[Begin Available data]
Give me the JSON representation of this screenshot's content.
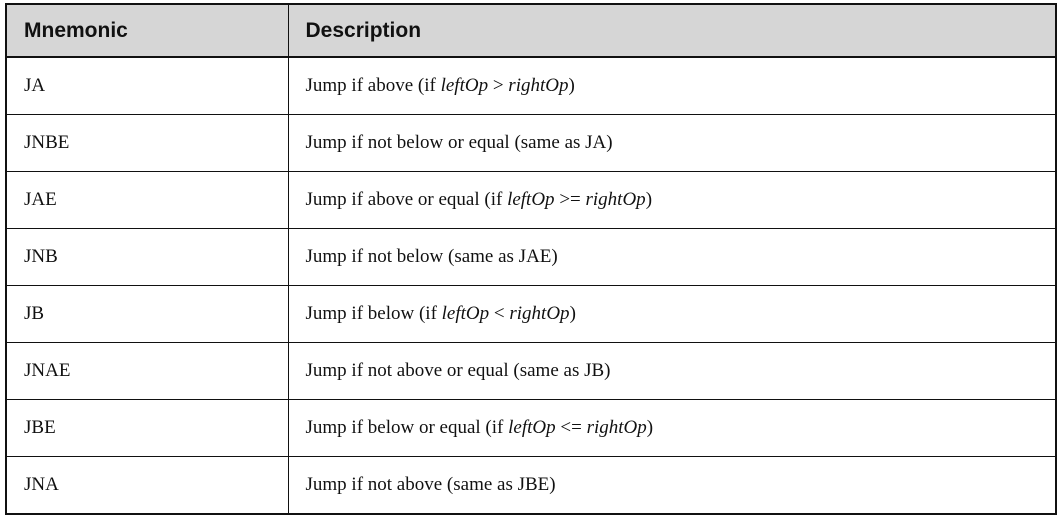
{
  "table": {
    "headers": {
      "mnemonic": "Mnemonic",
      "description": "Description"
    },
    "rows": [
      {
        "mnemonic": "JA",
        "parts": [
          "Jump if above (if ",
          "leftOp",
          " > ",
          "rightOp",
          ")"
        ]
      },
      {
        "mnemonic": "JNBE",
        "parts": [
          "Jump if not below or equal (same as JA)",
          "",
          "",
          "",
          ""
        ]
      },
      {
        "mnemonic": "JAE",
        "parts": [
          "Jump if above or equal (if ",
          "leftOp",
          " >= ",
          "rightOp",
          ")"
        ]
      },
      {
        "mnemonic": "JNB",
        "parts": [
          "Jump if not below (same as JAE)",
          "",
          "",
          "",
          ""
        ]
      },
      {
        "mnemonic": "JB",
        "parts": [
          "Jump if below (if ",
          "leftOp",
          " < ",
          "rightOp",
          ")"
        ]
      },
      {
        "mnemonic": "JNAE",
        "parts": [
          "Jump if not above or equal (same as JB)",
          "",
          "",
          "",
          ""
        ]
      },
      {
        "mnemonic": "JBE",
        "parts": [
          "Jump if below or equal (if ",
          "leftOp",
          " <= ",
          "rightOp",
          ")"
        ]
      },
      {
        "mnemonic": "JNA",
        "parts": [
          "Jump if not above (same as JBE)",
          "",
          "",
          "",
          ""
        ]
      }
    ]
  }
}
[End Available data]
**Directions for this task**: Copy every record above exactly, leaving out the pictures.

**Solution below**:
Give me the JSON representation of this screenshot's content.
{
  "table": {
    "headers": {
      "mnemonic": "Mnemonic",
      "description": "Description"
    },
    "rows": [
      {
        "mnemonic": "JA",
        "parts": [
          "Jump if above (if ",
          "leftOp",
          " > ",
          "rightOp",
          ")"
        ]
      },
      {
        "mnemonic": "JNBE",
        "parts": [
          "Jump if not below or equal (same as JA)",
          "",
          "",
          "",
          ""
        ]
      },
      {
        "mnemonic": "JAE",
        "parts": [
          "Jump if above or equal (if ",
          "leftOp",
          " >= ",
          "rightOp",
          ")"
        ]
      },
      {
        "mnemonic": "JNB",
        "parts": [
          "Jump if not below (same as JAE)",
          "",
          "",
          "",
          ""
        ]
      },
      {
        "mnemonic": "JB",
        "parts": [
          "Jump if below (if ",
          "leftOp",
          " < ",
          "rightOp",
          ")"
        ]
      },
      {
        "mnemonic": "JNAE",
        "parts": [
          "Jump if not above or equal (same as JB)",
          "",
          "",
          "",
          ""
        ]
      },
      {
        "mnemonic": "JBE",
        "parts": [
          "Jump if below or equal (if ",
          "leftOp",
          " <= ",
          "rightOp",
          ")"
        ]
      },
      {
        "mnemonic": "JNA",
        "parts": [
          "Jump if not above (same as JBE)",
          "",
          "",
          "",
          ""
        ]
      }
    ]
  }
}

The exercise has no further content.